▶ _DATA FOR PROCESSING_

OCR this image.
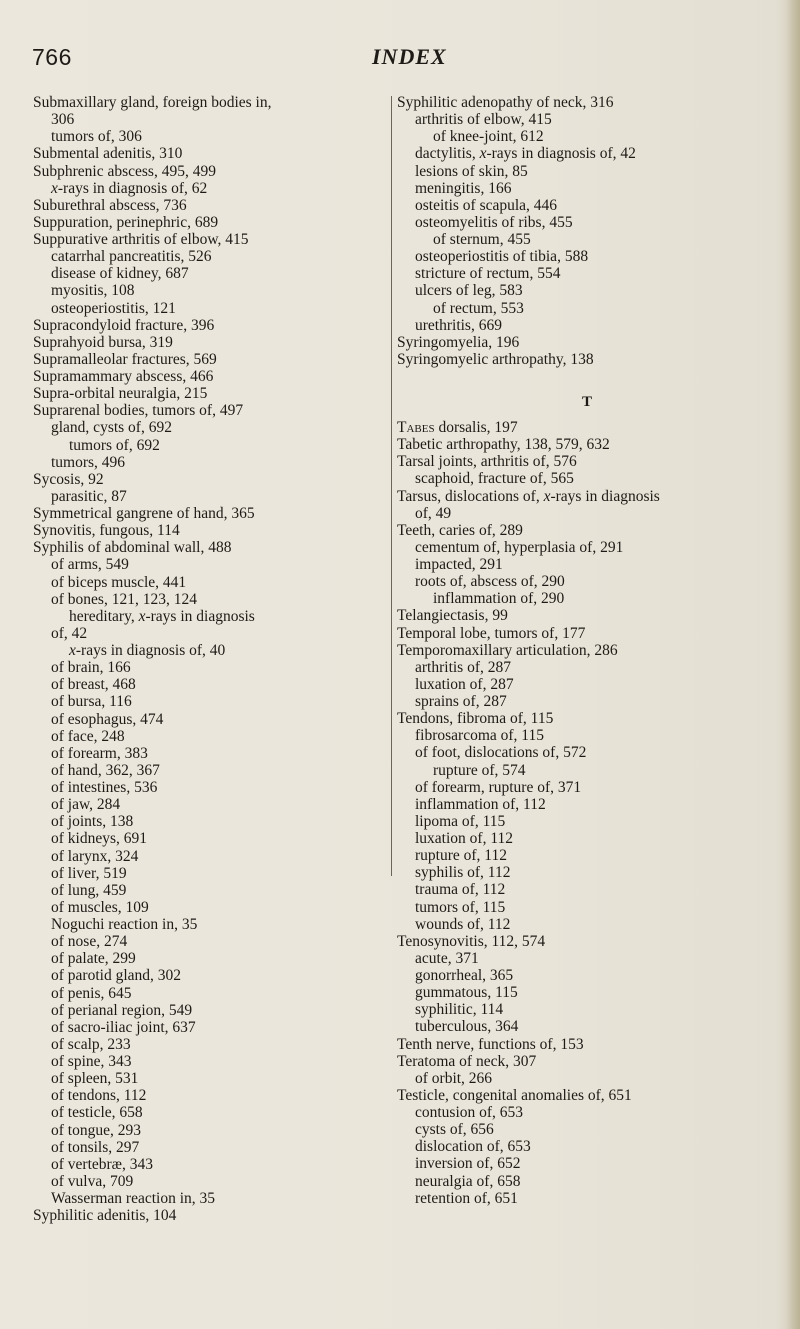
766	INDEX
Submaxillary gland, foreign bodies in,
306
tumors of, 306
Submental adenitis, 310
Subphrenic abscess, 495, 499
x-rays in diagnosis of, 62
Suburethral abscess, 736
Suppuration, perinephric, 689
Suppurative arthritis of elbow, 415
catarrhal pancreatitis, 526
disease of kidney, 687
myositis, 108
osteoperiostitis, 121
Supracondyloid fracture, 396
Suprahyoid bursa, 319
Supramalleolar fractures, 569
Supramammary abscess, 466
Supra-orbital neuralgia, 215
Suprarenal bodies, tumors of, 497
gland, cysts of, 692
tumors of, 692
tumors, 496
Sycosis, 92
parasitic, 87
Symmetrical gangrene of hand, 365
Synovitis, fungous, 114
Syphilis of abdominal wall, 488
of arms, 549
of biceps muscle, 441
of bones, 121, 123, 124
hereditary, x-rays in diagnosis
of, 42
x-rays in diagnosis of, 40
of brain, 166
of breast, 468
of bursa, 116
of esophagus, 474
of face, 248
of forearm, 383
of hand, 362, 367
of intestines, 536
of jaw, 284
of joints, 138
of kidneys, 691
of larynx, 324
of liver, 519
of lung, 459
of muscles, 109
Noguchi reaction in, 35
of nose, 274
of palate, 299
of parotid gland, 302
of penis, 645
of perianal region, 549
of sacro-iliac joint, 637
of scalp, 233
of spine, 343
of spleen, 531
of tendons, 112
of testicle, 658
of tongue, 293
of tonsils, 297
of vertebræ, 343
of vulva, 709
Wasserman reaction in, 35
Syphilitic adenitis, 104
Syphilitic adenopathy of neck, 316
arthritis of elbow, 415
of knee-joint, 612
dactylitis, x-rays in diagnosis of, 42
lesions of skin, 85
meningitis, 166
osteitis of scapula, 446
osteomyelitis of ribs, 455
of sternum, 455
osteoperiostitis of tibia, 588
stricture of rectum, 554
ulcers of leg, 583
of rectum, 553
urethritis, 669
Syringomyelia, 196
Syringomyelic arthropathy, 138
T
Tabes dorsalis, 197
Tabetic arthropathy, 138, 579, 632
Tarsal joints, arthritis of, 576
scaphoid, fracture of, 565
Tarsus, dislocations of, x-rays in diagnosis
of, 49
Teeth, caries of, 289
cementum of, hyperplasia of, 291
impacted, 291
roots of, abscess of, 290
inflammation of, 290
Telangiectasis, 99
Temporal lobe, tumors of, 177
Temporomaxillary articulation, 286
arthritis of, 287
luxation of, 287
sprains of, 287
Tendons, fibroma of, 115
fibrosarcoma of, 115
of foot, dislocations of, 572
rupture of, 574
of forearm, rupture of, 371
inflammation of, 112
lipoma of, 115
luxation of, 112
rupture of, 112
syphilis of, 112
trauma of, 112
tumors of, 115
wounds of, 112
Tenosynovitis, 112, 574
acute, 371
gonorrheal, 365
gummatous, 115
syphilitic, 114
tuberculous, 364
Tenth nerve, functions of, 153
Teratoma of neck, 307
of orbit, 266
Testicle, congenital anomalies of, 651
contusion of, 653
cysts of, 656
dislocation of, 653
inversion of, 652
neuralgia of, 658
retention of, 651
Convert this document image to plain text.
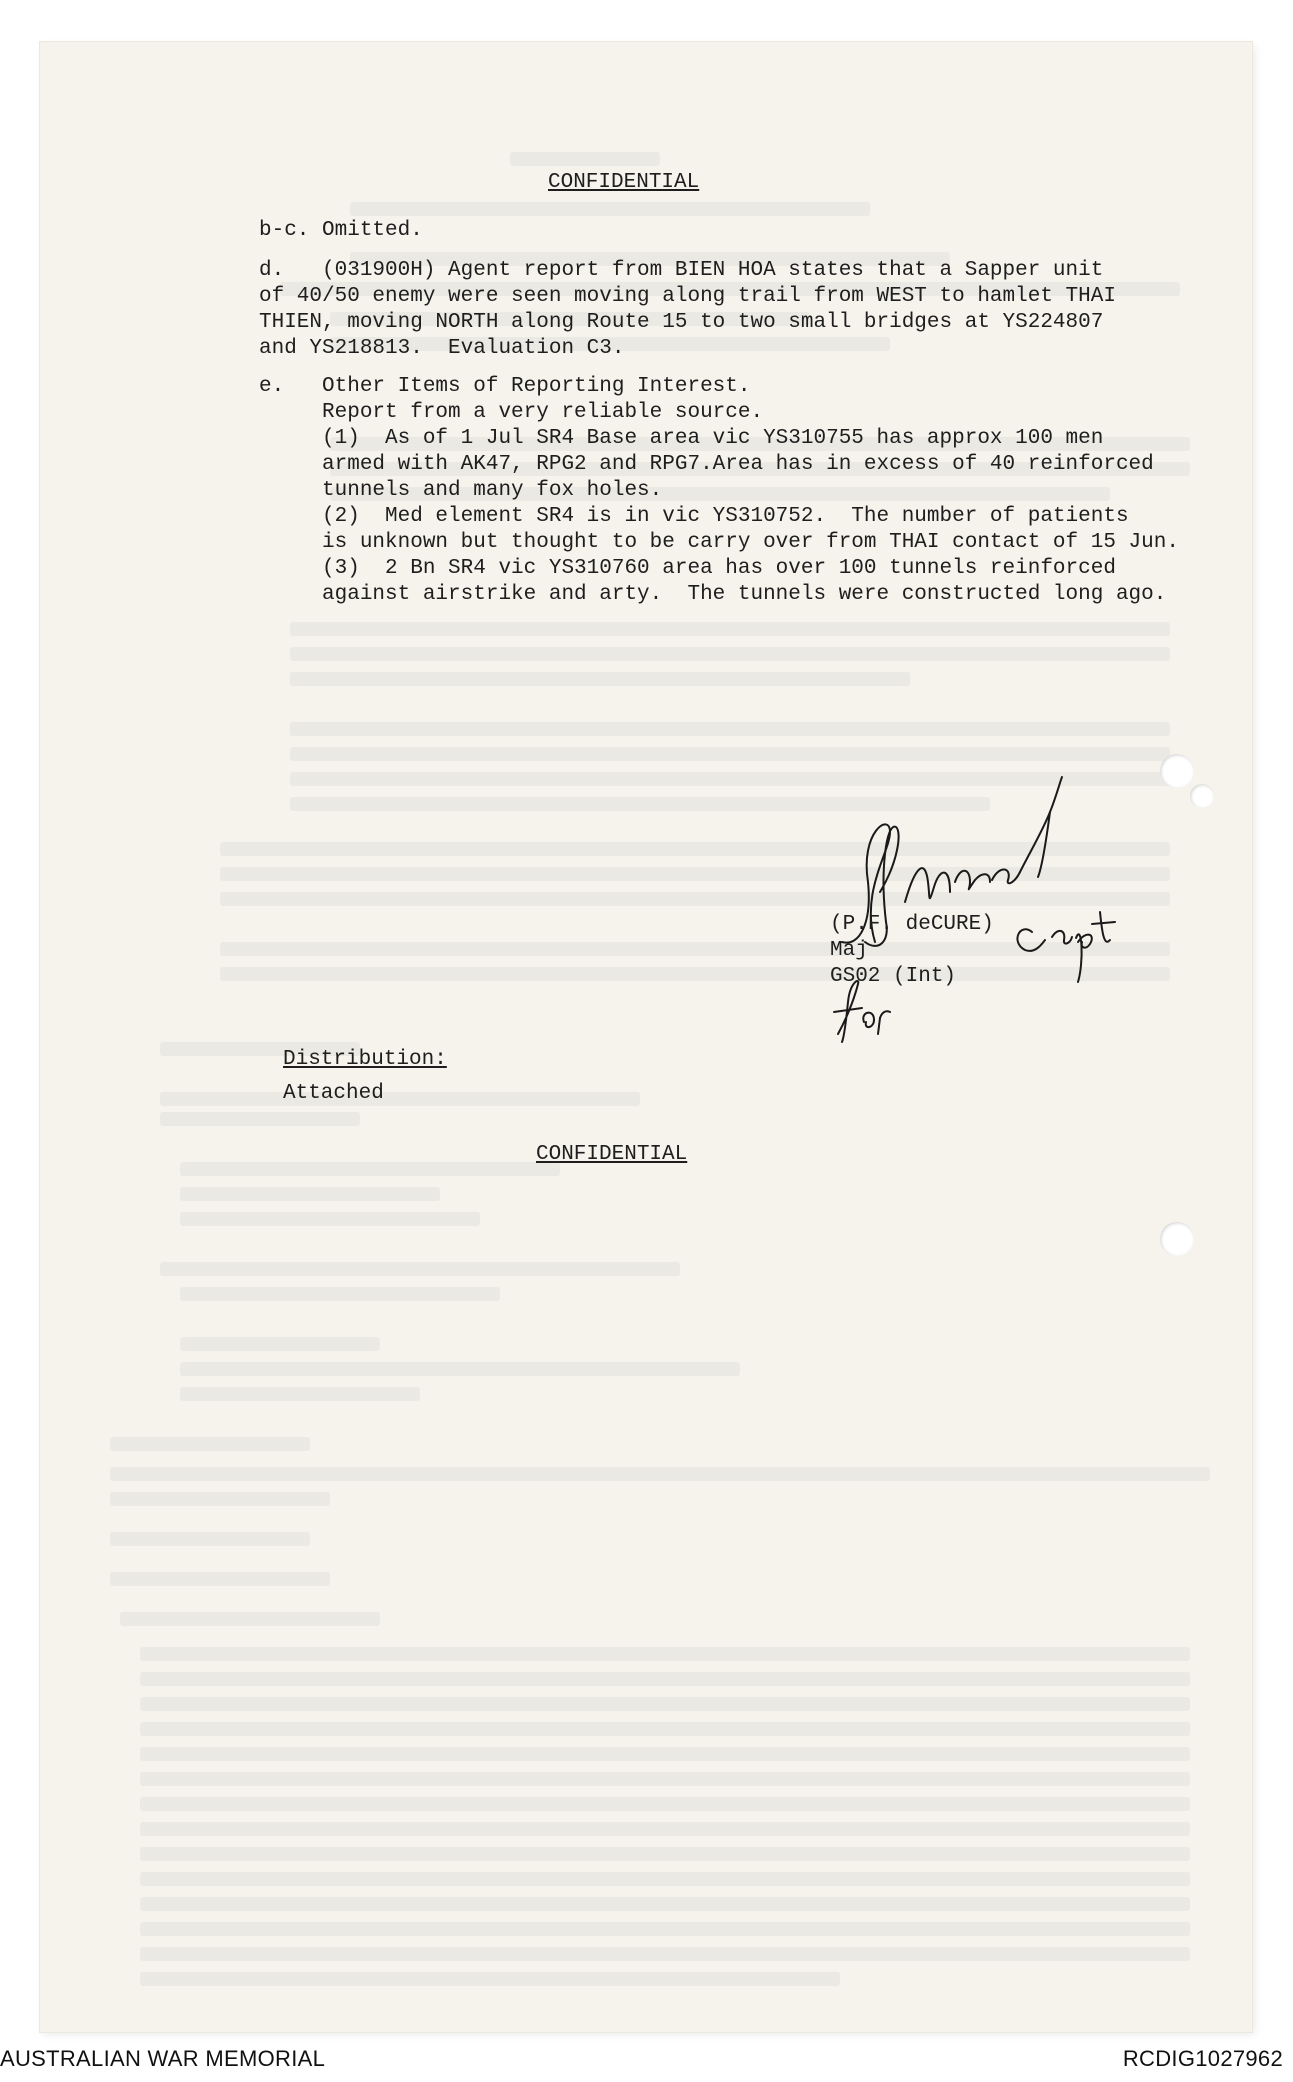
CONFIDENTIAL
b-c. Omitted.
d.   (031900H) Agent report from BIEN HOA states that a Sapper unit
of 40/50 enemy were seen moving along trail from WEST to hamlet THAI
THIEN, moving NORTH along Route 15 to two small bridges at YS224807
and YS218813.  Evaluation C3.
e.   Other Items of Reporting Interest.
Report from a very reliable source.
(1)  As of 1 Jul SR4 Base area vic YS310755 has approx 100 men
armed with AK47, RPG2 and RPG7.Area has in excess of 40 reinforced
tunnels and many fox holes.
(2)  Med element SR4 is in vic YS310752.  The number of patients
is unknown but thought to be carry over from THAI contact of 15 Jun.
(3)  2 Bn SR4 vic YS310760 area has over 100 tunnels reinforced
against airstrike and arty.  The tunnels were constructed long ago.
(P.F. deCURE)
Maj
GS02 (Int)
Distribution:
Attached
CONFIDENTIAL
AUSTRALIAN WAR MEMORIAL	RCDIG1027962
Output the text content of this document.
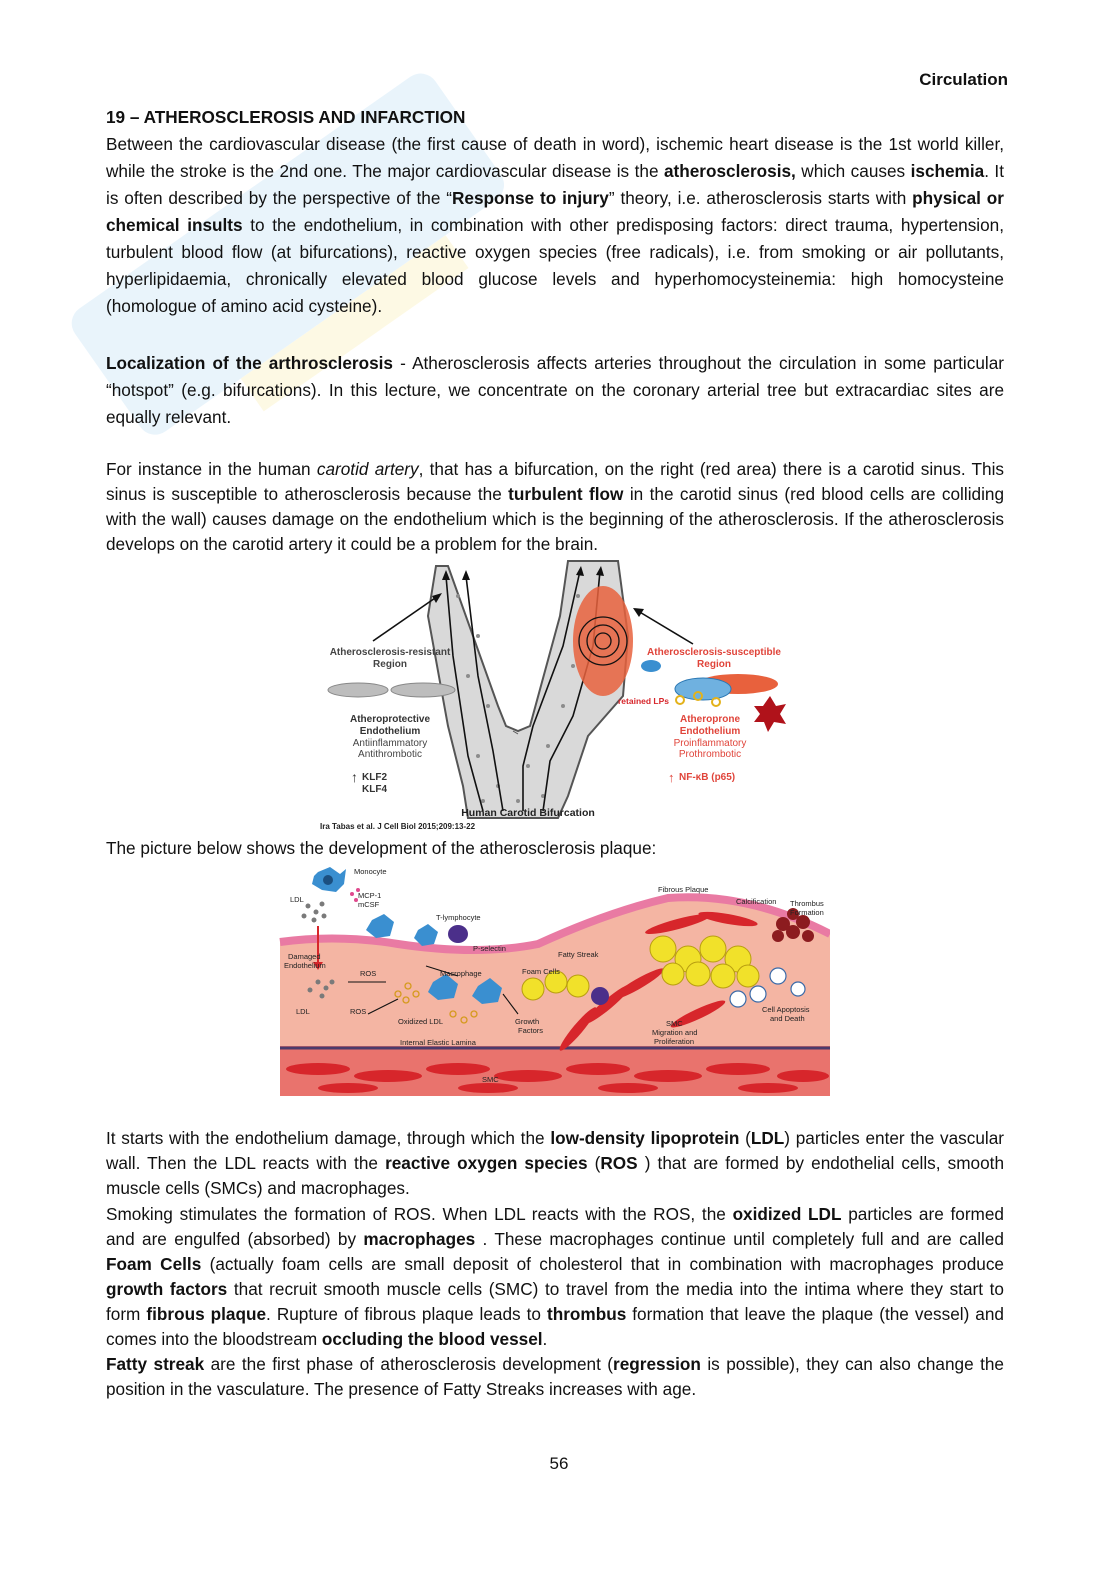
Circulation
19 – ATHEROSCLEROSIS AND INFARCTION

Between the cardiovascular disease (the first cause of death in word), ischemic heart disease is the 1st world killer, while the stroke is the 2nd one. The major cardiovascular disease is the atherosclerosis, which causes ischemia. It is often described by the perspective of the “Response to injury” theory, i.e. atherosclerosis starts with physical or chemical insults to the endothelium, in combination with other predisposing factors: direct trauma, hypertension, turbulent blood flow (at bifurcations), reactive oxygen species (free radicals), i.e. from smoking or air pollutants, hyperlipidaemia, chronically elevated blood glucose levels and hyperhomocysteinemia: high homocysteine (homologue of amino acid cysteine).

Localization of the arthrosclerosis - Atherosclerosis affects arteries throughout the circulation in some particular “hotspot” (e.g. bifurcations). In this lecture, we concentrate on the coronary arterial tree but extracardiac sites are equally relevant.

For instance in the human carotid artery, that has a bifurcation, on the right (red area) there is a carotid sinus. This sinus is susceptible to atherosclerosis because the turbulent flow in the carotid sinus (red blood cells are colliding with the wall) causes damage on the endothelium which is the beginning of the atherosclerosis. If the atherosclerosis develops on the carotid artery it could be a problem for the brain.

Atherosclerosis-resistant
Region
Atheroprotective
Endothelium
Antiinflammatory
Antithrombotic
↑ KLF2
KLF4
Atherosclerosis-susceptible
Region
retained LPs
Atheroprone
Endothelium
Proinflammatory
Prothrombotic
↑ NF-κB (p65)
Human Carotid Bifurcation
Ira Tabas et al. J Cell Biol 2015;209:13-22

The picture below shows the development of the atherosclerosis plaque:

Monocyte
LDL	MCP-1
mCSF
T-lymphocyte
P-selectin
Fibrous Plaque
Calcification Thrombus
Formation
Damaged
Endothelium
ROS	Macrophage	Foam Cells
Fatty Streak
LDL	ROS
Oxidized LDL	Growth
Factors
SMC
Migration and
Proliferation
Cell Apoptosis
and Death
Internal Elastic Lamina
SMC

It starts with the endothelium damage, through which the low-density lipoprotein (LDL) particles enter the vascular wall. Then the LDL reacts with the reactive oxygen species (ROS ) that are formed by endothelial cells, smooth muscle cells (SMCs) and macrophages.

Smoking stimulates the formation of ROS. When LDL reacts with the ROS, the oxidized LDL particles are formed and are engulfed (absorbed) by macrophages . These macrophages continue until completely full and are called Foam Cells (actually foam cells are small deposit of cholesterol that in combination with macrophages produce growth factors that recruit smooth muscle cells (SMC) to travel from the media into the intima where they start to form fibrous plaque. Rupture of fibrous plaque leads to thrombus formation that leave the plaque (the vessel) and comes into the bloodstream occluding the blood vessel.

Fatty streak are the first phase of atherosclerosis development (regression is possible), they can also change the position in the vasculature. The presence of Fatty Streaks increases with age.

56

▶ _YOUR INSTRUCTIONS_
Everything above except the pictures must be restated exactly.

▶ _OUTPUT FOR THIS EXERCISE_
OCR this image.
766	INDEX
Submaxillary gland, foreign bodies in,
306
tumors of, 306
Submental adenitis, 310
Subphrenic abscess, 495, 499
x-rays in diagnosis of, 62
Suburethral abscess, 736
Suppuration, perinephric, 689
Suppurative arthritis of elbow, 415
catarrhal pancreatitis, 526
disease of kidney, 687
myositis, 108
osteoperiostitis, 121
Supracondyloid fracture, 396
Suprahyoid bursa, 319
Supramalleolar fractures, 569
Supramammary abscess, 466
Supra-orbital neuralgia, 215
Suprarenal bodies, tumors of, 497
gland, cysts of, 692
tumors of, 692
tumors, 496
Sycosis, 92
parasitic, 87
Symmetrical gangrene of hand, 365
Synovitis, fungous, 114
Syphilis of abdominal wall, 488
of arms, 549
of biceps muscle, 441
of bones, 121, 123, 124
hereditary, x-rays in diagnosis
of, 42
x-rays in diagnosis of, 40
of brain, 166
of breast, 468
of bursa, 116
of esophagus, 474
of face, 248
of forearm, 383
of hand, 362, 367
of intestines, 536
of jaw, 284
of joints, 138
of kidneys, 691
of larynx, 324
of liver, 519
of lung, 459
of muscles, 109
Noguchi reaction in, 35
of nose, 274
of palate, 299
of parotid gland, 302
of penis, 645
of perianal region, 549
of sacro-iliac joint, 637
of scalp, 233
of spine, 343
of spleen, 531
of tendons, 112
of testicle, 658
of tongue, 293
of tonsils, 297
of vertebræ, 343
of vulva, 709
Wasserman reaction in, 35
Syphilitic adenitis, 104
Syphilitic adenopathy of neck, 316
arthritis of elbow, 415
of knee-joint, 612
dactylitis, x-rays in diagnosis of, 42
lesions of skin, 85
meningitis, 166
osteitis of scapula, 446
osteomyelitis of ribs, 455
of sternum, 455
osteoperiostitis of tibia, 588
stricture of rectum, 554
ulcers of leg, 583
of rectum, 553
urethritis, 669
Syringomyelia, 196
Syringomyelic arthropathy, 138
T
Tabes dorsalis, 197
Tabetic arthropathy, 138, 579, 632
Tarsal joints, arthritis of, 576
scaphoid, fracture of, 565
Tarsus, dislocations of, x-rays in diagnosis
of, 49
Teeth, caries of, 289
cementum of, hyperplasia of, 291
impacted, 291
roots of, abscess of, 290
inflammation of, 290
Telangiectasis, 99
Temporal lobe, tumors of, 177
Temporomaxillary articulation, 286
arthritis of, 287
luxation of, 287
sprains of, 287
Tendons, fibroma of, 115
fibrosarcoma of, 115
of foot, dislocations of, 572
rupture of, 574
of forearm, rupture of, 371
inflammation of, 112
lipoma of, 115
luxation of, 112
rupture of, 112
syphilis of, 112
trauma of, 112
tumors of, 115
wounds of, 112
Tenosynovitis, 112, 574
acute, 371
gonorrheal, 365
gummatous, 115
syphilitic, 114
tuberculous, 364
Tenth nerve, functions of, 153
Teratoma of neck, 307
of orbit, 266
Testicle, congenital anomalies of, 651
contusion of, 653
cysts of, 656
dislocation of, 653
inversion of, 652
neuralgia of, 658
retention of, 651
Convert this document image to plain text.
CONFIDENTIAL
b-c. Omitted.
d.   (031900H) Agent report from BIEN HOA states that a Sapper unit
of 40/50 enemy were seen moving along trail from WEST to hamlet THAI
THIEN, moving NORTH along Route 15 to two small bridges at YS224807
and YS218813.  Evaluation C3.
e.   Other Items of Reporting Interest.
Report from a very reliable source.
(1)  As of 1 Jul SR4 Base area vic YS310755 has approx 100 men
armed with AK47, RPG2 and RPG7.Area has in excess of 40 reinforced
tunnels and many fox holes.
(2)  Med element SR4 is in vic YS310752.  The number of patients
is unknown but thought to be carry over from THAI contact of 15 Jun.
(3)  2 Bn SR4 vic YS310760 area has over 100 tunnels reinforced
against airstrike and arty.  The tunnels were constructed long ago.
(P.F. deCURE)
Maj
GS02 (Int)
Distribution:
Attached
CONFIDENTIAL
AUSTRALIAN WAR MEMORIAL	RCDIG1027962
Output the text content of this document.
Circulation
19 – ATHEROSCLEROSIS AND INFARCTION

Between the cardiovascular disease (the first cause of death in word), ischemic heart disease is the 1st world killer, while the stroke is the 2nd one. The major cardiovascular disease is the atherosclerosis, which causes ischemia. It is often described by the perspective of the “Response to injury” theory, i.e. atherosclerosis starts with physical or chemical insults to the endothelium, in combination with other predisposing factors: direct trauma, hypertension, turbulent blood flow (at bifurcations), reactive oxygen species (free radicals), i.e. from smoking or air pollutants, hyperlipidaemia, chronically elevated blood glucose levels and hyperhomocysteinemia: high homocysteine (homologue of amino acid cysteine).

Localization of the arthrosclerosis - Atherosclerosis affects arteries throughout the circulation in some particular “hotspot” (e.g. bifurcations). In this lecture, we concentrate on the coronary arterial tree but extracardiac sites are equally relevant.

For instance in the human carotid artery, that has a bifurcation, on the right (red area) there is a carotid sinus. This sinus is susceptible to atherosclerosis because the turbulent flow in the carotid sinus (red blood cells are colliding with the wall) causes damage on the endothelium which is the beginning of the atherosclerosis. If the atherosclerosis develops on the carotid artery it could be a problem for the brain.

Atherosclerosis-resistant
Region
Atheroprotective
Endothelium
Antiinflammatory
Antithrombotic
↑ KLF2
KLF4
Atherosclerosis-susceptible
Region
retained LPs
Atheroprone
Endothelium
Proinflammatory
Prothrombotic
↑ NF-κB (p65)
Human Carotid Bifurcation
Ira Tabas et al. J Cell Biol 2015;209:13-22

The picture below shows the development of the atherosclerosis plaque:

Monocyte
LDL	MCP-1
mCSF
T-lymphocyte
P-selectin
Fibrous Plaque
Calcification Thrombus
Formation
Damaged
Endothelium
ROS	Macrophage	Foam Cells
Fatty Streak
LDL	ROS
Oxidized LDL	Growth
Factors
SMC
Migration and
Proliferation
Cell Apoptosis
and Death
Internal Elastic Lamina
SMC

It starts with the endothelium damage, through which the low-density lipoprotein (LDL) particles enter the vascular wall. Then the LDL reacts with the reactive oxygen species (ROS ) that are formed by endothelial cells, smooth muscle cells (SMCs) and macrophages.

Smoking stimulates the formation of ROS. When LDL reacts with the ROS, the oxidized LDL particles are formed and are engulfed (absorbed) by macrophages . These macrophages continue until completely full and are called Foam Cells (actually foam cells are small deposit of cholesterol that in combination with macrophages produce growth factors that recruit smooth muscle cells (SMC) to travel from the media into the intima where they start to form fibrous plaque. Rupture of fibrous plaque leads to thrombus formation that leave the plaque (the vessel) and comes into the bloodstream occluding the blood vessel.

Fatty streak are the first phase of atherosclerosis development (regression is possible), they can also change the position in the vasculature. The presence of Fatty Streaks increases with age.

56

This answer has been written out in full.